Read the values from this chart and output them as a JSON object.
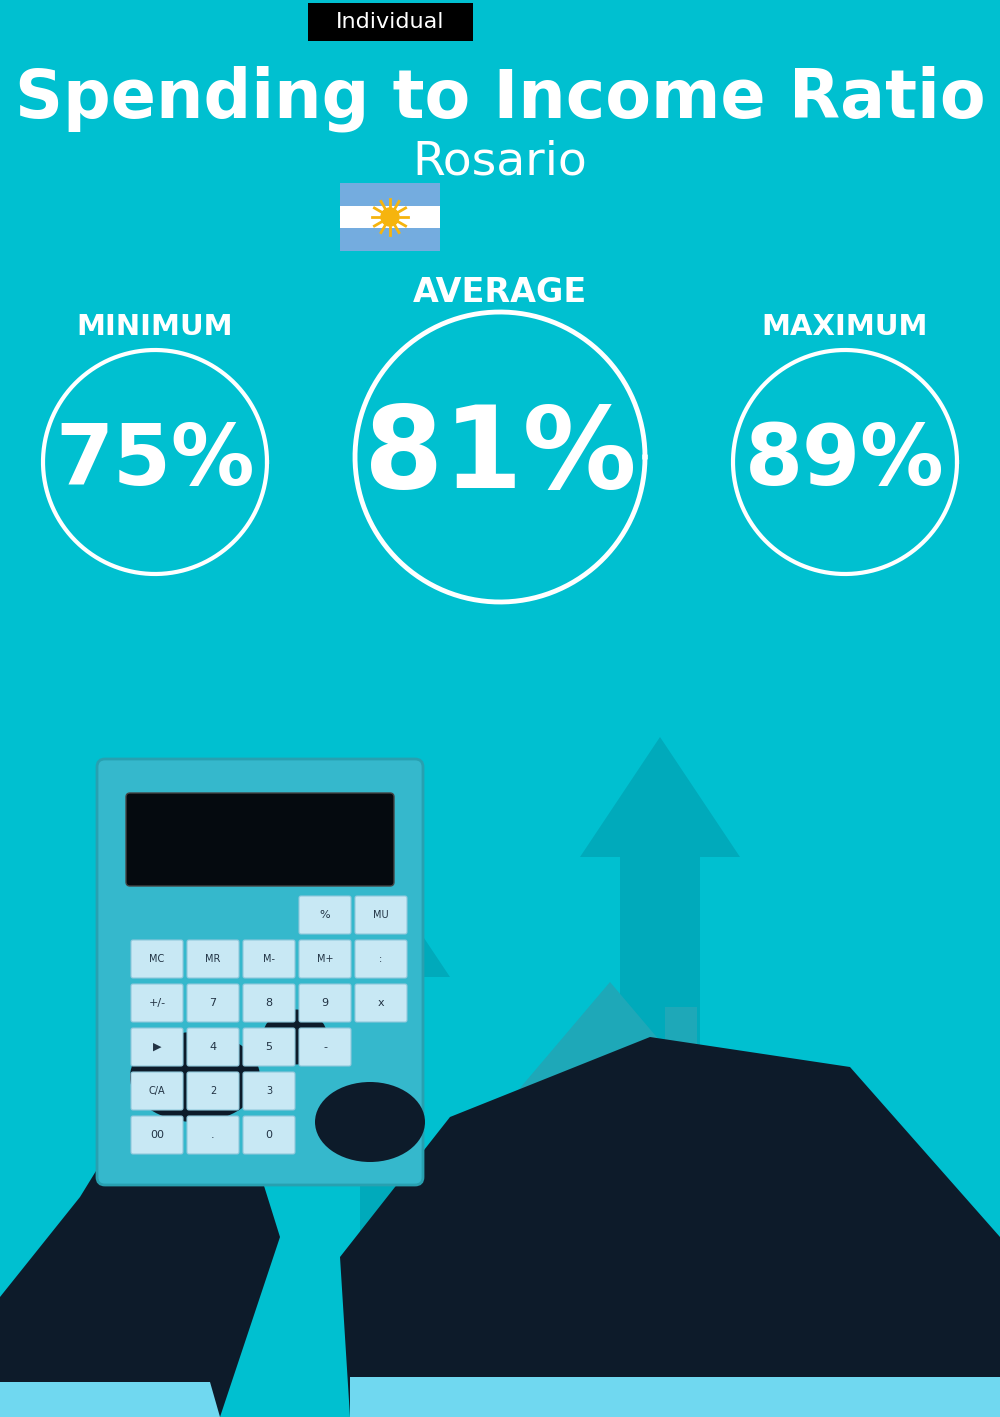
{
  "title": "Spending to Income Ratio",
  "subtitle": "Rosario",
  "tag_label": "Individual",
  "tag_bg": "#000000",
  "tag_text_color": "#ffffff",
  "bg_color": "#00C0D0",
  "text_color": "#ffffff",
  "min_label": "MINIMUM",
  "avg_label": "AVERAGE",
  "max_label": "MAXIMUM",
  "min_value": "75%",
  "avg_value": "81%",
  "max_value": "89%",
  "title_fontsize": 48,
  "subtitle_fontsize": 34,
  "tag_fontsize": 16,
  "avg_value_fontsize": 82,
  "side_value_fontsize": 60,
  "label_fontsize": 22,
  "arrow_color": "#00A8B8",
  "house_color": "#2AB8C8",
  "dark_color": "#0D1B2A",
  "cuff_color": "#70D8F0",
  "calc_color": "#35B8CC",
  "screen_color": "#050A0F",
  "btn_color": "#C8E8F4",
  "money_bag_color": "#2AB0C0",
  "dollar_color": "#D4C060",
  "stack_color": "#C8B840"
}
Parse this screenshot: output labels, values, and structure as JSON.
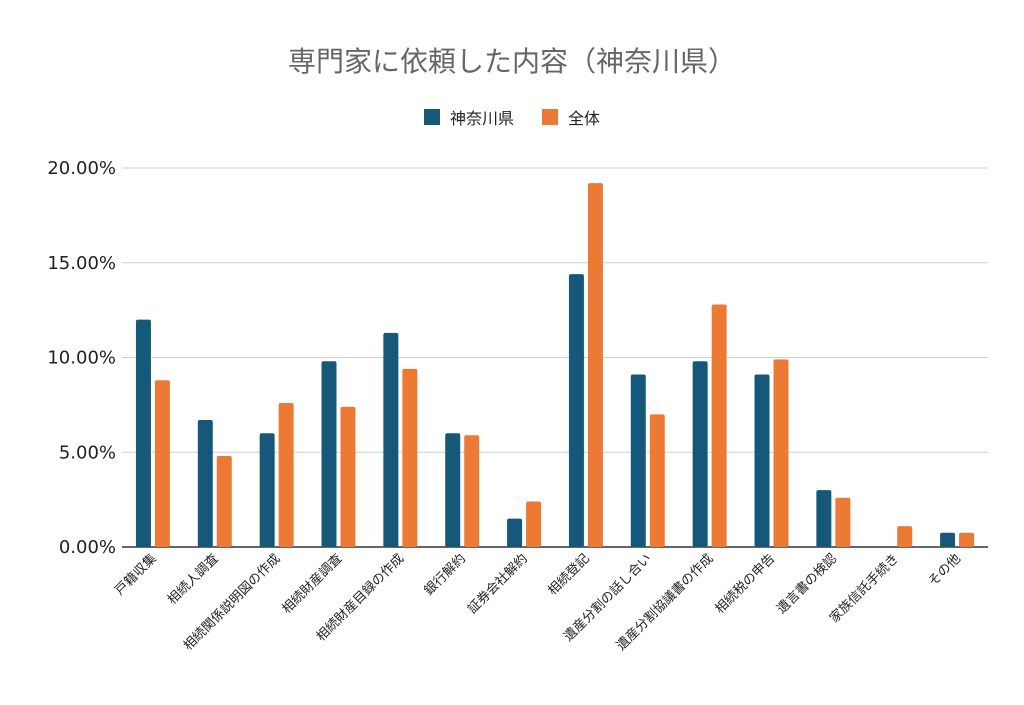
{
  "chart_data": {
    "type": "bar",
    "title": "専門家に依頼した内容（神奈川県）",
    "categories": [
      "戸籍収集",
      "相続人調査",
      "相続関係説明図の作成",
      "相続財産調査",
      "相続財産目録の作成",
      "銀行解約",
      "証券会社解約",
      "相続登記",
      "遺産分割の話し合い",
      "遺産分割協議書の作成",
      "相続税の申告",
      "遺言書の検認",
      "家族信託手続き",
      "その他"
    ],
    "series": [
      {
        "name": "神奈川県",
        "color": "#16587a",
        "values": [
          12.0,
          6.7,
          6.0,
          9.8,
          11.3,
          6.0,
          1.5,
          14.4,
          9.1,
          9.8,
          9.1,
          3.0,
          0.0,
          0.75
        ]
      },
      {
        "name": "全体",
        "color": "#ec7a35",
        "values": [
          8.8,
          4.8,
          7.6,
          7.4,
          9.4,
          5.9,
          2.4,
          19.2,
          7.0,
          12.8,
          9.9,
          2.6,
          1.1,
          0.75
        ]
      }
    ],
    "ylim": [
      0,
      20
    ],
    "yticks": [
      "0.00%",
      "5.00%",
      "10.00%",
      "15.00%",
      "20.00%"
    ],
    "grid": true,
    "legend_position": "top-center"
  }
}
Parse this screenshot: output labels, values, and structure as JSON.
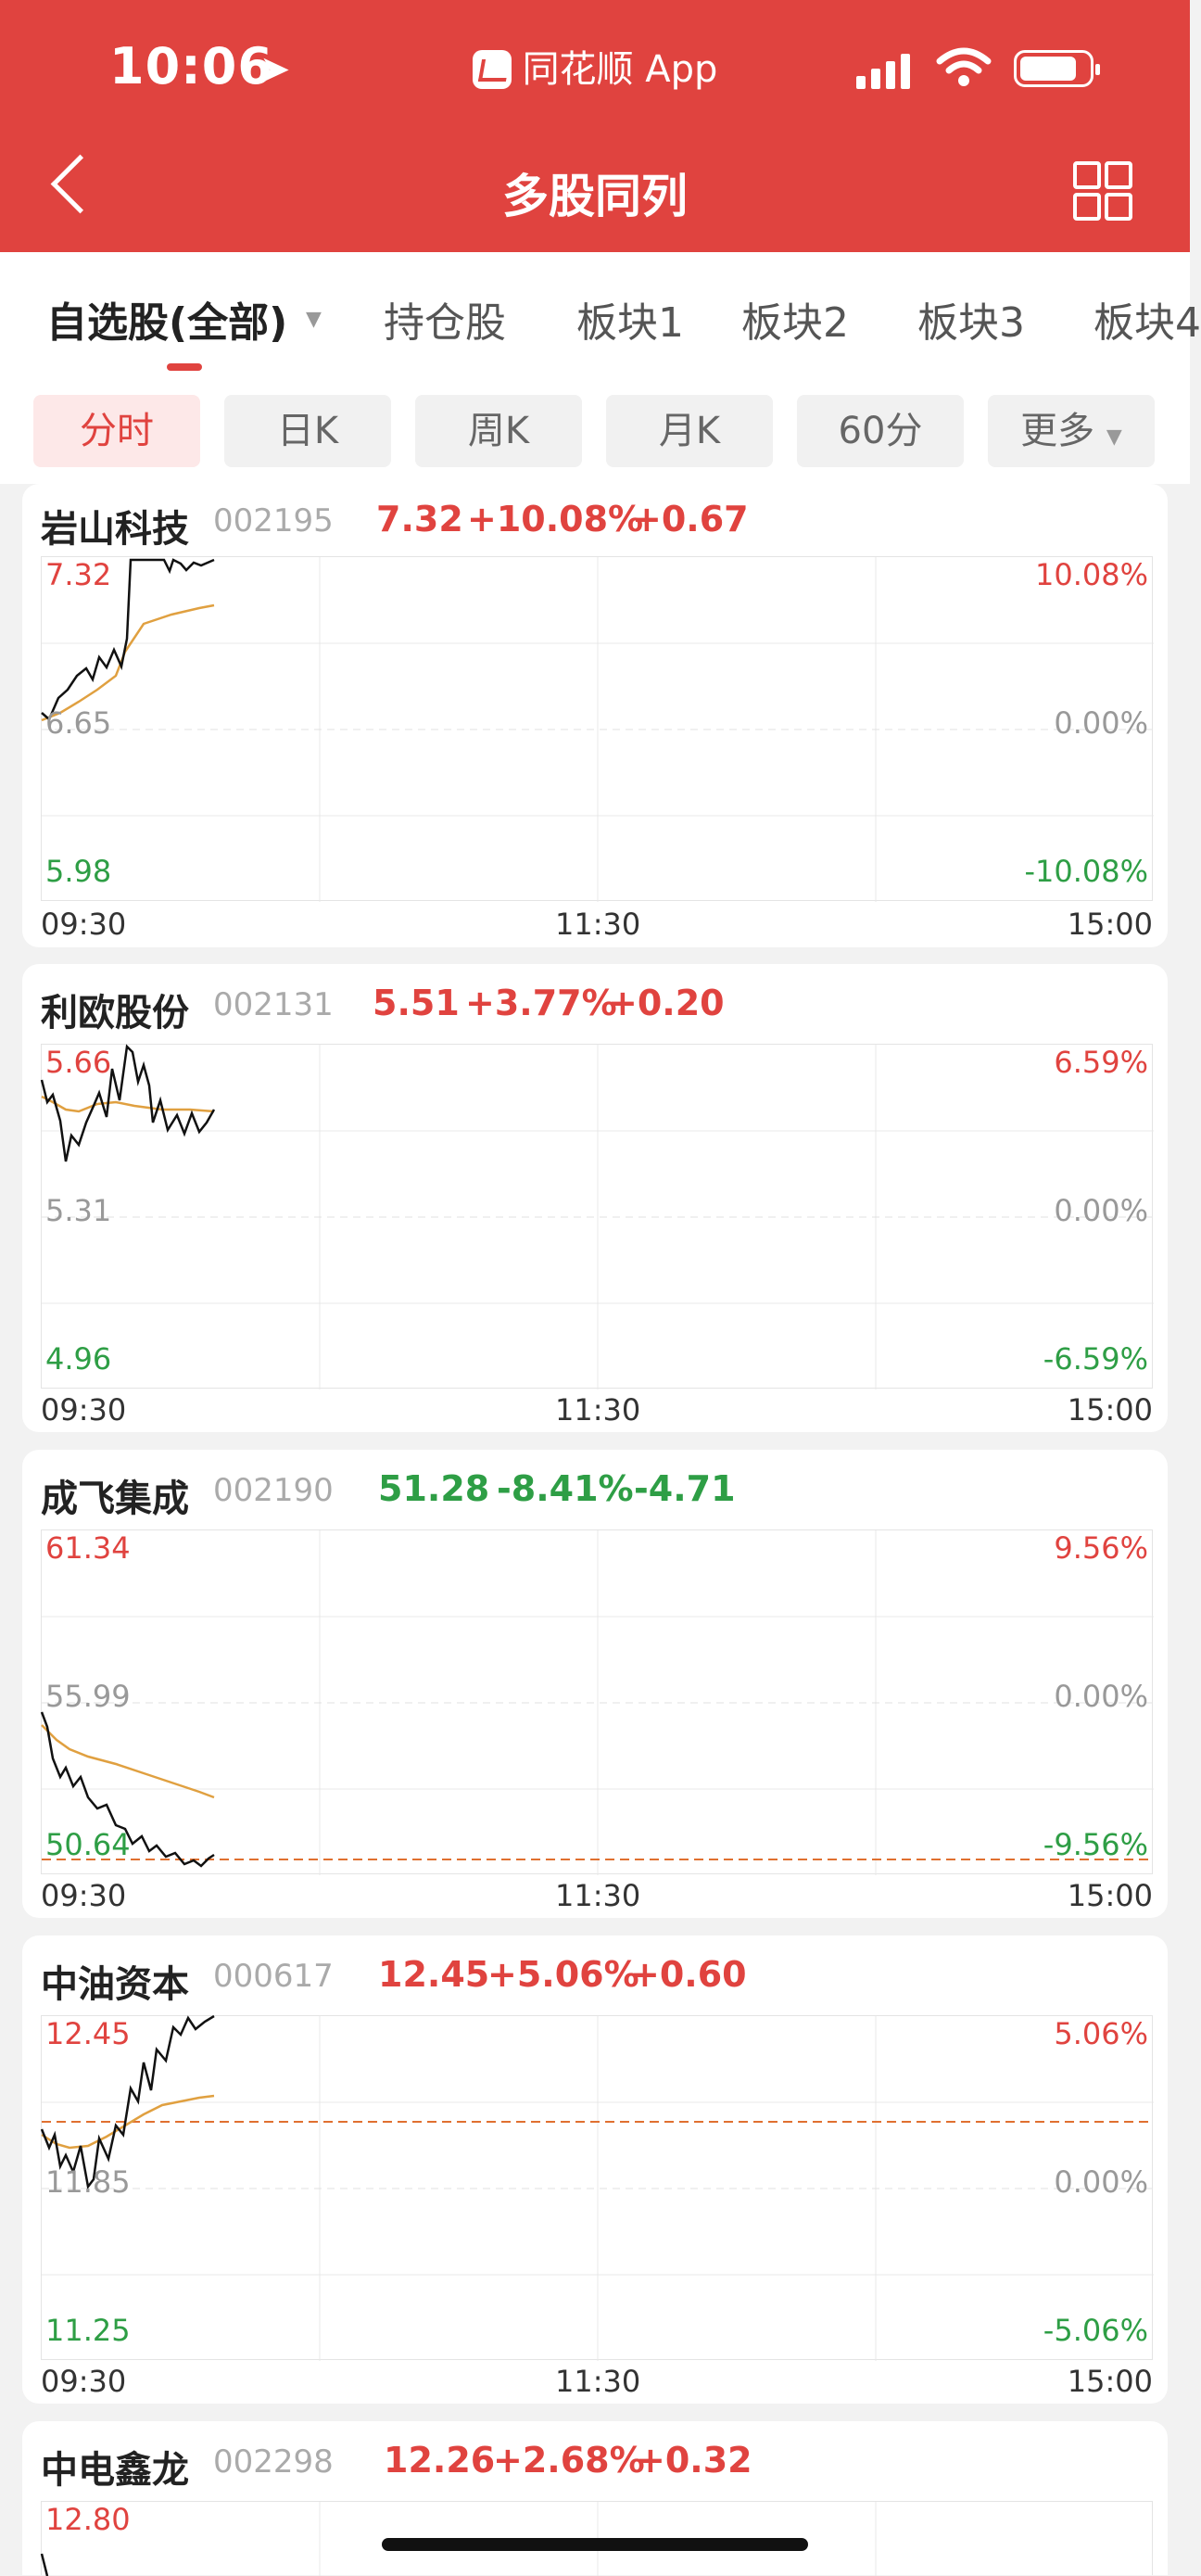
{
  "status": {
    "time": "10:06",
    "app": "同花顺 App"
  },
  "nav": {
    "title": "多股同列"
  },
  "tabs": [
    "自选股(全部)",
    "持仓股",
    "板块1",
    "板块2",
    "板块3",
    "板块4"
  ],
  "periods": [
    "分时",
    "日K",
    "周K",
    "月K",
    "60分",
    "更多"
  ],
  "stocks": [
    {
      "name": "岩山科技",
      "code": "002195",
      "price": "7.32",
      "pct": "+10.08%",
      "chg": "+0.67",
      "top": "7.32",
      "mid": "6.65",
      "bot": "5.98",
      "rtop": "10.08%",
      "rmid": "0.00%",
      "rbot": "-10.08%",
      "t1": "09:30",
      "t2": "11:30",
      "t3": "15:00"
    },
    {
      "name": "利欧股份",
      "code": "002131",
      "price": "5.51",
      "pct": "+3.77%",
      "chg": "+0.20",
      "top": "5.66",
      "mid": "5.31",
      "bot": "4.96",
      "rtop": "6.59%",
      "rmid": "0.00%",
      "rbot": "-6.59%",
      "t1": "09:30",
      "t2": "11:30",
      "t3": "15:00"
    },
    {
      "name": "成飞集成",
      "code": "002190",
      "price": "51.28",
      "pct": "-8.41%",
      "chg": "-4.71",
      "top": "61.34",
      "mid": "55.99",
      "bot": "50.64",
      "rtop": "9.56%",
      "rmid": "0.00%",
      "rbot": "-9.56%",
      "t1": "09:30",
      "t2": "11:30",
      "t3": "15:00"
    },
    {
      "name": "中油资本",
      "code": "000617",
      "price": "12.45",
      "pct": "+5.06%",
      "chg": "+0.60",
      "top": "12.45",
      "mid": "11.85",
      "bot": "11.25",
      "rtop": "5.06%",
      "rmid": "0.00%",
      "rbot": "-5.06%",
      "t1": "09:30",
      "t2": "11:30",
      "t3": "15:00"
    },
    {
      "name": "中电鑫龙",
      "code": "002298",
      "price": "12.26",
      "pct": "+2.68%",
      "chg": "+0.32",
      "top": "12.80"
    }
  ],
  "colors": {
    "up": "#e0433f",
    "down": "#2e9e45",
    "header": "#e0433f",
    "avg": "#e0a040"
  }
}
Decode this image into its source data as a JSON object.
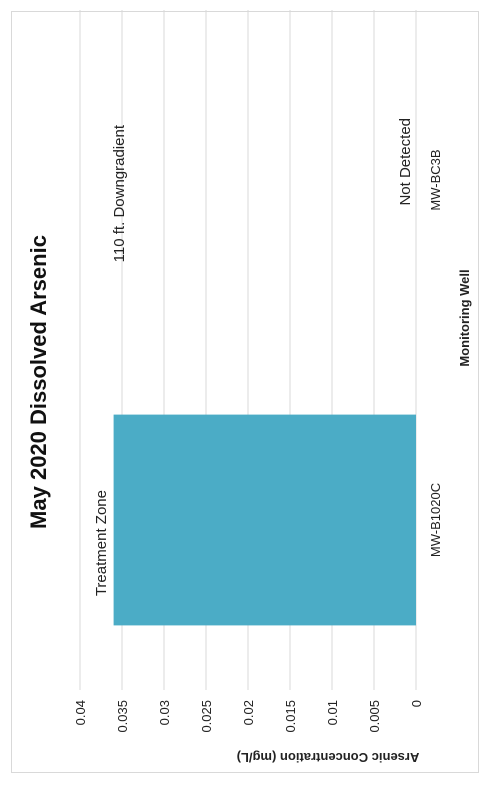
{
  "chart_data": {
    "type": "bar",
    "title": "May 2020 Dissolved Arsenic",
    "xlabel": "Monitoring Well",
    "ylabel": "Arsenic Concentration (mg/L)",
    "categories": [
      "MW-B1020C",
      "MW-BC3B"
    ],
    "values": [
      0.036,
      0
    ],
    "annotations": [
      "Treatment Zone",
      "110 ft. Downgradient",
      "Not Detected"
    ],
    "ylim": [
      0,
      0.04
    ],
    "yticks": [
      "0",
      "0.005",
      "0.01",
      "0.015",
      "0.02",
      "0.025",
      "0.03",
      "0.035",
      "0.04"
    ],
    "grid": true,
    "legend": "none",
    "orientation": "rotated-90",
    "bar_color": "#4bacc6",
    "grid_color": "#d9d9d9"
  }
}
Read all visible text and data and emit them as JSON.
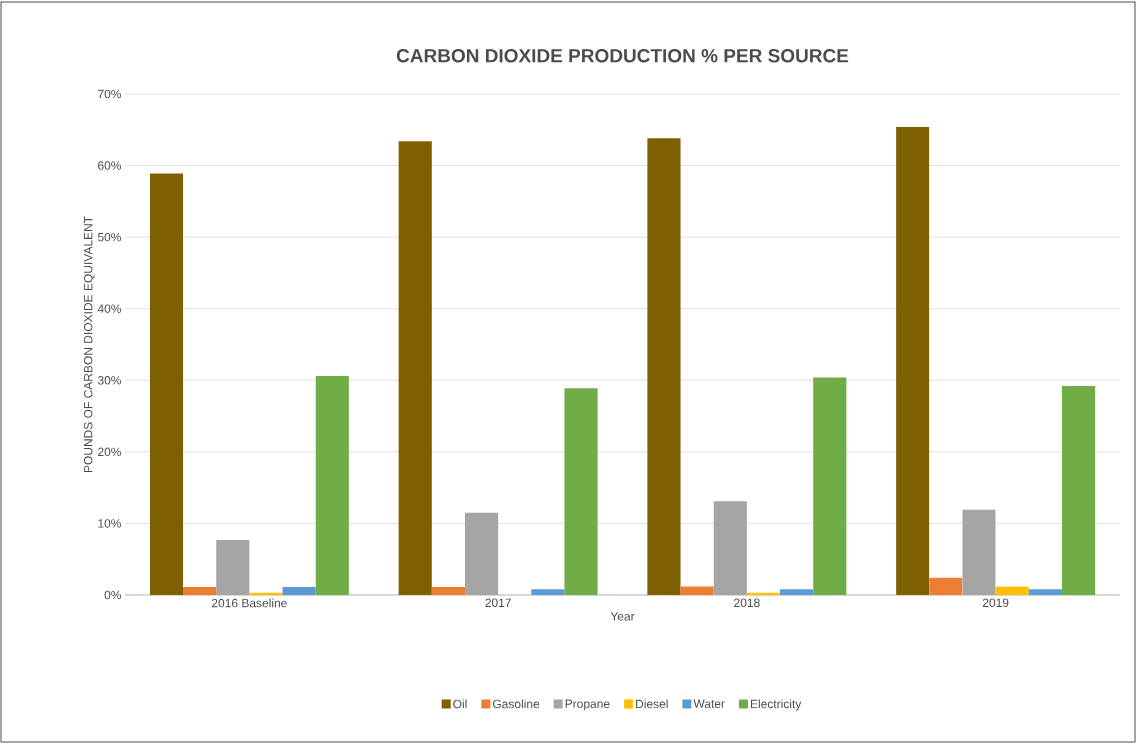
{
  "chart_data": {
    "type": "bar",
    "title": "CARBON DIOXIDE PRODUCTION % PER SOURCE",
    "xlabel": "Year",
    "ylabel": "POUNDS OF CARBON DIOXIDE EQUIVALENT",
    "categories": [
      "2016 Baseline",
      "2017",
      "2018",
      "2019"
    ],
    "series": [
      {
        "name": "Oil",
        "color": "#7f6000",
        "values": [
          58.9,
          63.4,
          63.8,
          65.4
        ]
      },
      {
        "name": "Gasoline",
        "color": "#ed7d31",
        "values": [
          1.1,
          1.1,
          1.2,
          2.4
        ]
      },
      {
        "name": "Propane",
        "color": "#a5a5a5",
        "values": [
          7.7,
          11.5,
          13.1,
          11.9
        ]
      },
      {
        "name": "Diesel",
        "color": "#ffc000",
        "values": [
          0.3,
          0,
          0.3,
          1.2
        ]
      },
      {
        "name": "Water",
        "color": "#5b9bd5",
        "values": [
          1.1,
          0.8,
          0.8,
          0.8
        ]
      },
      {
        "name": "Electricity",
        "color": "#70ad47",
        "values": [
          30.6,
          28.9,
          30.4,
          29.2
        ]
      }
    ],
    "ylim": [
      0,
      70
    ],
    "yticks": [
      {
        "value": 0,
        "label": "0%"
      },
      {
        "value": 10,
        "label": "10%"
      },
      {
        "value": 20,
        "label": "20%"
      },
      {
        "value": 30,
        "label": "30%"
      },
      {
        "value": 40,
        "label": "40%"
      },
      {
        "value": 50,
        "label": "50%"
      },
      {
        "value": 60,
        "label": "60%"
      },
      {
        "value": 70,
        "label": "70%"
      }
    ],
    "grid": "y",
    "legend": "bottom"
  }
}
══════════
### GIVEN REQUEST
Using the records above, select and copy every line that has the word "JSON".

### ANSWER TO THE PROBLEM
Read the values from this chart and output them as a JSON object.
Parse this screenshot: output labels, values, and structure as JSON.
Parse this screenshot: output labels, values, and structure as JSON.
Decode this image into its source data as a JSON object.
Read all visible text and data and emit them as JSON.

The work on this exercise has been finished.